RECORDS SUPPLIED:
______________________________
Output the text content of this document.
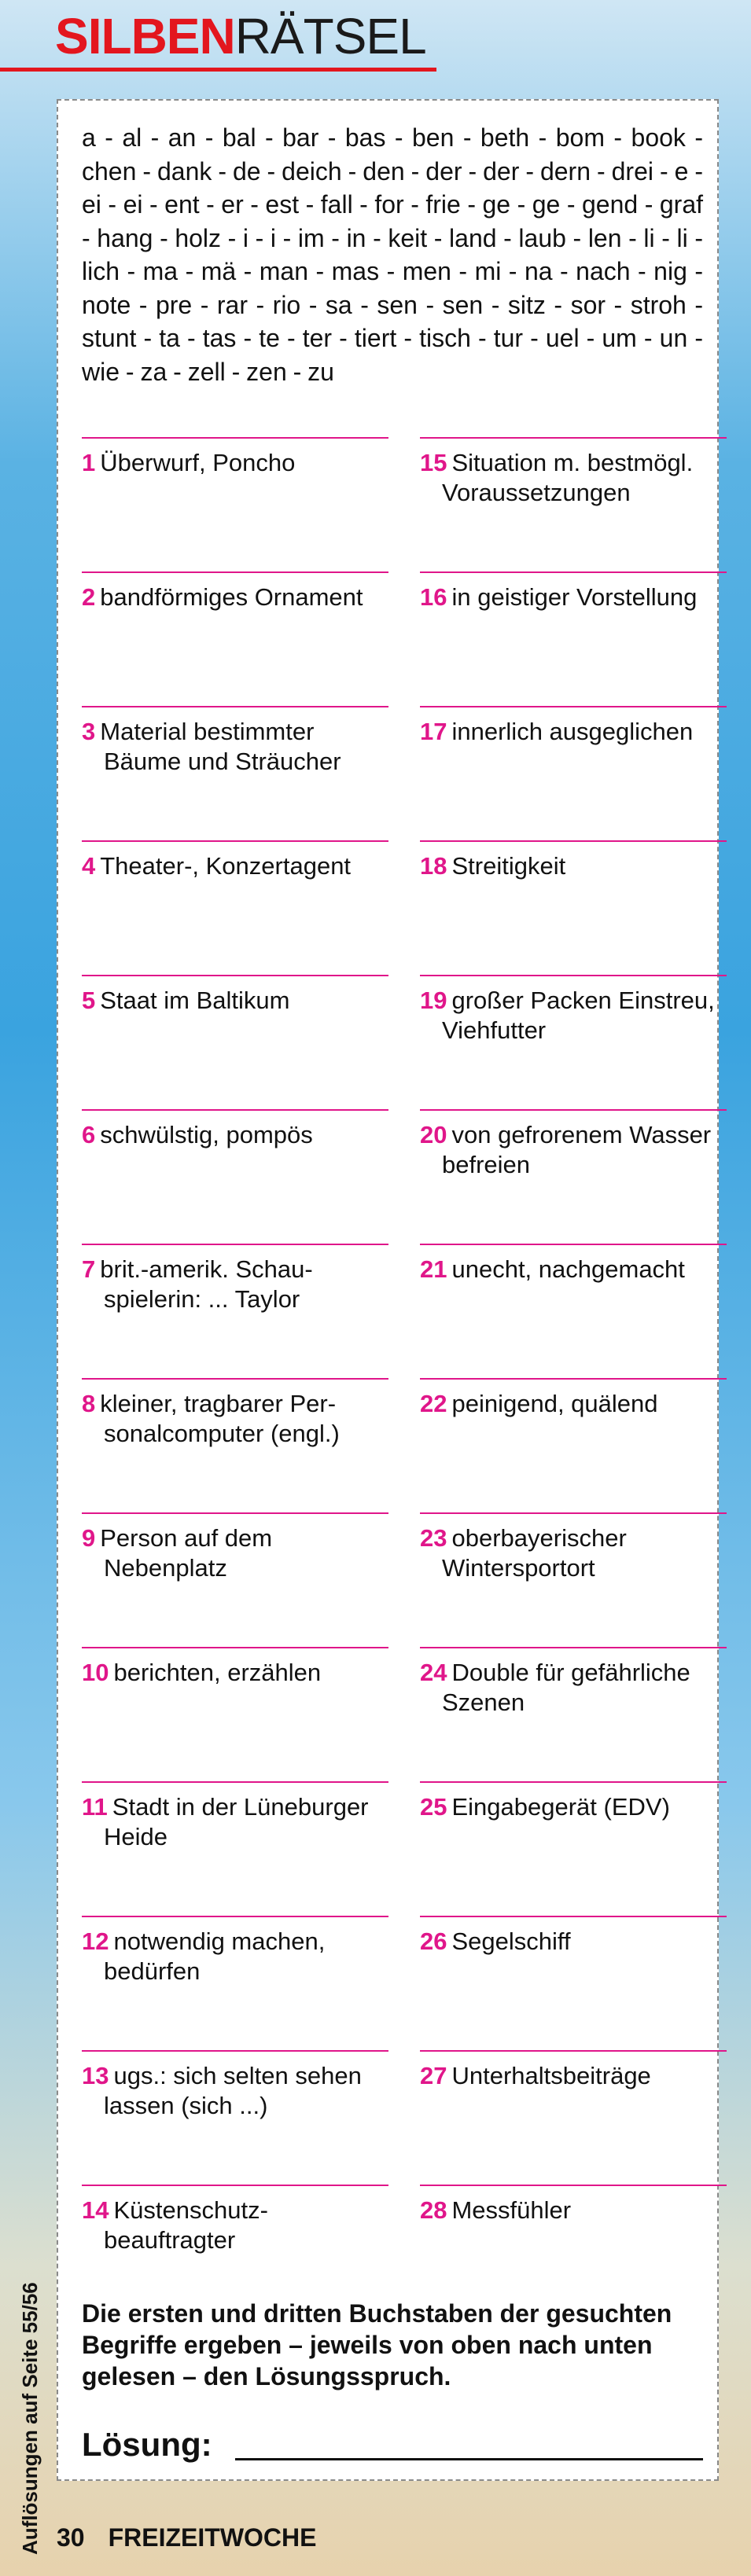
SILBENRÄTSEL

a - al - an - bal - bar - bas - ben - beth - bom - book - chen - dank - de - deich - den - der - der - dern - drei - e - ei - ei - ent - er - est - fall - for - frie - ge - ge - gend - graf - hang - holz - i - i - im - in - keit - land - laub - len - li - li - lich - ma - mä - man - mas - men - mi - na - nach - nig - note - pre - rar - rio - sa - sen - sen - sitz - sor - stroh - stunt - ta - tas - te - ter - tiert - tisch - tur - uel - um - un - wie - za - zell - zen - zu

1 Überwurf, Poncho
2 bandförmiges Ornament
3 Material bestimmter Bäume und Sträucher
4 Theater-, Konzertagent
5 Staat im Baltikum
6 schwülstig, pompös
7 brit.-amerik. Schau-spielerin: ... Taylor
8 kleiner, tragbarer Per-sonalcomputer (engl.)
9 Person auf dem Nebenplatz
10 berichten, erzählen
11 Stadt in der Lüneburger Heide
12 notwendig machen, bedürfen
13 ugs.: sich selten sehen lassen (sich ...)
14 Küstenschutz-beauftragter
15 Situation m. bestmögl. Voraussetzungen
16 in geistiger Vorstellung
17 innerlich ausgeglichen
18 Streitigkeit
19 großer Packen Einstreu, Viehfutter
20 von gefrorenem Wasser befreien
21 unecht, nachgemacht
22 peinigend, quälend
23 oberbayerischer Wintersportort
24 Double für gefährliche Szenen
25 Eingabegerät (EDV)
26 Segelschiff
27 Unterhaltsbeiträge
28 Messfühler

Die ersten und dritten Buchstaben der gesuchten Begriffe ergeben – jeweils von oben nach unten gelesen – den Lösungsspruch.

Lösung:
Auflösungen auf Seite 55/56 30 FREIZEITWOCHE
______________________________
TASK TO COMPLETE: Return the full material word for word. Do not include the pictures.

RIGHT ANSWER:
Output the text content of this document.
SILBENRÄTSEL

a - al - an - bal - bar - bas - ben - beth - bom - book - chen - dank - de - deich - den - der - der - dern - drei - e - ei - ei - ent - er - est - fall - for - frie - ge - ge - gend - graf - hang - holz - i - i - im - in - keit - land - laub - len - li - li - lich - ma - mä - man - mas - men - mi - na - nach - nig - note - pre - rar - rio - sa - sen - sen - sitz - sor - stroh - stunt - ta - tas - te - ter - tiert - tisch - tur - uel - um - un - wie - za - zell - zen - zu

1 Überwurf, Poncho
2 bandförmiges Ornament
3 Material bestimmter Bäume und Sträucher
4 Theater-, Konzertagent
5 Staat im Baltikum
6 schwülstig, pompös
7 brit.-amerik. Schau-spielerin: ... Taylor
8 kleiner, tragbarer Per-sonalcomputer (engl.)
9 Person auf dem Nebenplatz
10 berichten, erzählen
11 Stadt in der Lüneburger Heide
12 notwendig machen, bedürfen
13 ugs.: sich selten sehen lassen (sich ...)
14 Küstenschutz-beauftragter
15 Situation m. bestmögl. Voraussetzungen
16 in geistiger Vorstellung
17 innerlich ausgeglichen
18 Streitigkeit
19 großer Packen Einstreu, Viehfutter
20 von gefrorenem Wasser befreien
21 unecht, nachgemacht
22 peinigend, quälend
23 oberbayerischer Wintersportort
24 Double für gefährliche Szenen
25 Eingabegerät (EDV)
26 Segelschiff
27 Unterhaltsbeiträge
28 Messfühler

Die ersten und dritten Buchstaben der gesuchten Begriffe ergeben – jeweils von oben nach unten gelesen – den Lösungsspruch.

Lösung:
Auflösungen auf Seite 55/56 30 FREIZEITWOCHE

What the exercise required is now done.